## Start Records for this exercise

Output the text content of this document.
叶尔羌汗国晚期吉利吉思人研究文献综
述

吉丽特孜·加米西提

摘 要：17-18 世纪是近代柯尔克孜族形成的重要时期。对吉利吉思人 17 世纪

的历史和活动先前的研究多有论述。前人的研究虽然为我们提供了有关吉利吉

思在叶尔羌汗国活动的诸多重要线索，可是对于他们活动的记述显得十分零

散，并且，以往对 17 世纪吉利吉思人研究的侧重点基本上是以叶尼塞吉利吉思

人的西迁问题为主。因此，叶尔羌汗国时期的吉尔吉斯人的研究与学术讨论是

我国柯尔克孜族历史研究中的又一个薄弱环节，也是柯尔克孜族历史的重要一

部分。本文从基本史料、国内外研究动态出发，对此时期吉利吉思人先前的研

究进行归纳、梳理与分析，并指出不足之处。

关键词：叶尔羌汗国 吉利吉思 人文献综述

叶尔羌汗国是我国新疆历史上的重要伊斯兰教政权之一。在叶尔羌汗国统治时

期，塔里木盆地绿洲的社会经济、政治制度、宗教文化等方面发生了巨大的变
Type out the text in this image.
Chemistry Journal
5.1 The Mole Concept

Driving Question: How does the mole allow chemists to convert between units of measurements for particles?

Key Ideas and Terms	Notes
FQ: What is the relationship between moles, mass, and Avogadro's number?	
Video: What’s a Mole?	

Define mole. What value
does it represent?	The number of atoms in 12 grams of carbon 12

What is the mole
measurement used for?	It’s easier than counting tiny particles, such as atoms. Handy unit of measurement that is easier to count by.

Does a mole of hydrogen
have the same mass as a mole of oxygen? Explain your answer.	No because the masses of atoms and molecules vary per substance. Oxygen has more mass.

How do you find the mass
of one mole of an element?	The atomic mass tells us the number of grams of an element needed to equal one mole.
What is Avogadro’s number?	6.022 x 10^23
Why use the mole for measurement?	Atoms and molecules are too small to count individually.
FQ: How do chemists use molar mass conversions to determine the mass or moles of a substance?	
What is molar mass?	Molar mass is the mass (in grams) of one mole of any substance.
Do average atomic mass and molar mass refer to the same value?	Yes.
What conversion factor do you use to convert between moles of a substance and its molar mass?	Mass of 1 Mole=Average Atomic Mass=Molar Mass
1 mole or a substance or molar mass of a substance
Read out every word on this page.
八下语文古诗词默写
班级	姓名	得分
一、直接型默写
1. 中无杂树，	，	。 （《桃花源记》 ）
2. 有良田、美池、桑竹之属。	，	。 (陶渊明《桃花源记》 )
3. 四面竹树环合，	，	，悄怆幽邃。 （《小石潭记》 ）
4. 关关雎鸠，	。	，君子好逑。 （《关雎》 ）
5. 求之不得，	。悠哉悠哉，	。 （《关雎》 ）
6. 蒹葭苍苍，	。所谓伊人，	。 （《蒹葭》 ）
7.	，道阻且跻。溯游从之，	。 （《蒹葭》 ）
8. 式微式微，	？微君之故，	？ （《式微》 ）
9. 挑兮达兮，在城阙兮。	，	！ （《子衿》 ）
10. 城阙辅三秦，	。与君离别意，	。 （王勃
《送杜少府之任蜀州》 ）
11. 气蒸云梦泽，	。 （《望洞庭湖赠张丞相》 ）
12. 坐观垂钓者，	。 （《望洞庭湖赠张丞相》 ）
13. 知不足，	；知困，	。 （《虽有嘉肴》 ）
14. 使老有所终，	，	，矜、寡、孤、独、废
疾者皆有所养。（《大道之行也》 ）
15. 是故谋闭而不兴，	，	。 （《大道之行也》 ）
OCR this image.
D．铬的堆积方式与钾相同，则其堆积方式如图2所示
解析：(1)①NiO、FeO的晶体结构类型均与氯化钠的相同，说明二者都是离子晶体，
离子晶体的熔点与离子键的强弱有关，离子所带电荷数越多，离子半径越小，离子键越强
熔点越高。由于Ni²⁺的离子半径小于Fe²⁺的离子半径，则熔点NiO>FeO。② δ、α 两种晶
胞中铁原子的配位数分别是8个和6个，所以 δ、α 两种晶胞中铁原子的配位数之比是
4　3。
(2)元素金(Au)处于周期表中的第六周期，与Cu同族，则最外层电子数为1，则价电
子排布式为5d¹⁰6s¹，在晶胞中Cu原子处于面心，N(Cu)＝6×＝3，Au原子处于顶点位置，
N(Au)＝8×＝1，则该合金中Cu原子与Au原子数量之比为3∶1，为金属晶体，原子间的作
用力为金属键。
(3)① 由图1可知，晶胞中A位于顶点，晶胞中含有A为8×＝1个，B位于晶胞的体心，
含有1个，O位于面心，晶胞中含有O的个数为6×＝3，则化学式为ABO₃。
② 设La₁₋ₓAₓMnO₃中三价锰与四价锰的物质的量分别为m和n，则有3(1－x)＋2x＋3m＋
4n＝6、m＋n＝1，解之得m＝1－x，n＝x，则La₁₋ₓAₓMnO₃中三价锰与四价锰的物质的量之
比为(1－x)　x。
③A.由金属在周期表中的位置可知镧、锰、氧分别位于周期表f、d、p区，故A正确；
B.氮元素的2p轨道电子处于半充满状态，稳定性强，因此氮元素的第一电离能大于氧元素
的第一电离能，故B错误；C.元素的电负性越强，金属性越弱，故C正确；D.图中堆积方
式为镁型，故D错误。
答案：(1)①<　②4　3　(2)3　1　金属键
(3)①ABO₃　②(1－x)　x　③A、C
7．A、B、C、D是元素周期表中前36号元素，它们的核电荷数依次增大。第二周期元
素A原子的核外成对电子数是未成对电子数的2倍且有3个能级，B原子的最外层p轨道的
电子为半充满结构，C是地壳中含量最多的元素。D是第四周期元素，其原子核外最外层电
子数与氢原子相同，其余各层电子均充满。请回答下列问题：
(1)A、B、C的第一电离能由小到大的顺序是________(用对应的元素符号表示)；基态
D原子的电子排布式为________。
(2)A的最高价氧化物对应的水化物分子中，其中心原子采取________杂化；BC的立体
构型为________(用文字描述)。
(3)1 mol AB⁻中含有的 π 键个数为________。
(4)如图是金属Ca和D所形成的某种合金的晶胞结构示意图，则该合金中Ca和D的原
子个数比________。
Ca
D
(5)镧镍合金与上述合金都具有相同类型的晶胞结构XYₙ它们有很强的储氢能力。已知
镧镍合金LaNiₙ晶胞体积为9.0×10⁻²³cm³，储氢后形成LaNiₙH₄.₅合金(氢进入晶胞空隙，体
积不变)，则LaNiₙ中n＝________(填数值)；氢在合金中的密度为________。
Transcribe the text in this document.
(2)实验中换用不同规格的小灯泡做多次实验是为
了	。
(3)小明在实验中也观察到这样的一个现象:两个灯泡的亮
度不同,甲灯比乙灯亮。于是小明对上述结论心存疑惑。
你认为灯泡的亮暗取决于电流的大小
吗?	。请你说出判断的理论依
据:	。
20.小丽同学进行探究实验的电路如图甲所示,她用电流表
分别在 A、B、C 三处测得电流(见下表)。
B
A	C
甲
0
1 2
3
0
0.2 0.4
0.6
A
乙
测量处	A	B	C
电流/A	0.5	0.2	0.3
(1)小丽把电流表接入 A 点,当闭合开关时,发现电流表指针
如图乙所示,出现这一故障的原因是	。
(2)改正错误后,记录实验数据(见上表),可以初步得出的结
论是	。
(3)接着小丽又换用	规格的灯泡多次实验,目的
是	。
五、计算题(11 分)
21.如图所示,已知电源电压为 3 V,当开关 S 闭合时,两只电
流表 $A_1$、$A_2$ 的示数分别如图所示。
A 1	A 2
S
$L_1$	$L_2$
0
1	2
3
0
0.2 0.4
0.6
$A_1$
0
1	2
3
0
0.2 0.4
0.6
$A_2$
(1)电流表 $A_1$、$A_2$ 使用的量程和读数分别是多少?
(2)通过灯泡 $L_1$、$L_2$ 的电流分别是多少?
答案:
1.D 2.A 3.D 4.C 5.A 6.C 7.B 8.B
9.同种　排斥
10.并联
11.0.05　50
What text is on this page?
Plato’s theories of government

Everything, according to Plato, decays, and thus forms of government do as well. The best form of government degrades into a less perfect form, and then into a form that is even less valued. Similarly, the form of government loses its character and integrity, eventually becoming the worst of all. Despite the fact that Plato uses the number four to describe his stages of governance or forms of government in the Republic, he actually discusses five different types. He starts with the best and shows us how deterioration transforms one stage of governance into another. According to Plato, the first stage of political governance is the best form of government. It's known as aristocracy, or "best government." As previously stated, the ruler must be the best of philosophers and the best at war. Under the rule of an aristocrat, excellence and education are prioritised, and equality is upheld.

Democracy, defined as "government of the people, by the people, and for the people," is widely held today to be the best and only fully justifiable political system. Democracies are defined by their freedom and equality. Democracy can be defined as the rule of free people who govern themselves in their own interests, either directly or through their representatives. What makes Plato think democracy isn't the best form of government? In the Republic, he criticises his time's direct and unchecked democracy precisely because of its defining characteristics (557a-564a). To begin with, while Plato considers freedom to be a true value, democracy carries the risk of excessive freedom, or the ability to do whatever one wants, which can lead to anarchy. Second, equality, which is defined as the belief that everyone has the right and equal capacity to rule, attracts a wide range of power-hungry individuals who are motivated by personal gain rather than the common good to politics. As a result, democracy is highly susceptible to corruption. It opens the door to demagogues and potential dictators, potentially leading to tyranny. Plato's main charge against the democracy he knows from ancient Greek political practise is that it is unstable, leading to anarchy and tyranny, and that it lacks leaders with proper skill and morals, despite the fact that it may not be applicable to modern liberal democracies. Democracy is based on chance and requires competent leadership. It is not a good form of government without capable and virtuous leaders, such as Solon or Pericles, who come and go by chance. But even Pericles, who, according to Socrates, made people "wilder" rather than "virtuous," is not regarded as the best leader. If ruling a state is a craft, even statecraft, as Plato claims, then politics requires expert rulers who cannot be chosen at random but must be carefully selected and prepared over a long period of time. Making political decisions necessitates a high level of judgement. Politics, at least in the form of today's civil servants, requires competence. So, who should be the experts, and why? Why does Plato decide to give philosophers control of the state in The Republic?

## End Records for this exercise

__Required task__. Locate each line containing the string "between" and show it.

__Answer to the task__.
Driving Question: How does the mole allow chemists to convert between units of measurements for particles?
FQ: What is the relationship between moles, mass, and Avogadro's number?	
What conversion factor do you use to convert between moles of a substance and its molar mass?	Mass of 1 Mole=Average Atomic Mass=Molar Mass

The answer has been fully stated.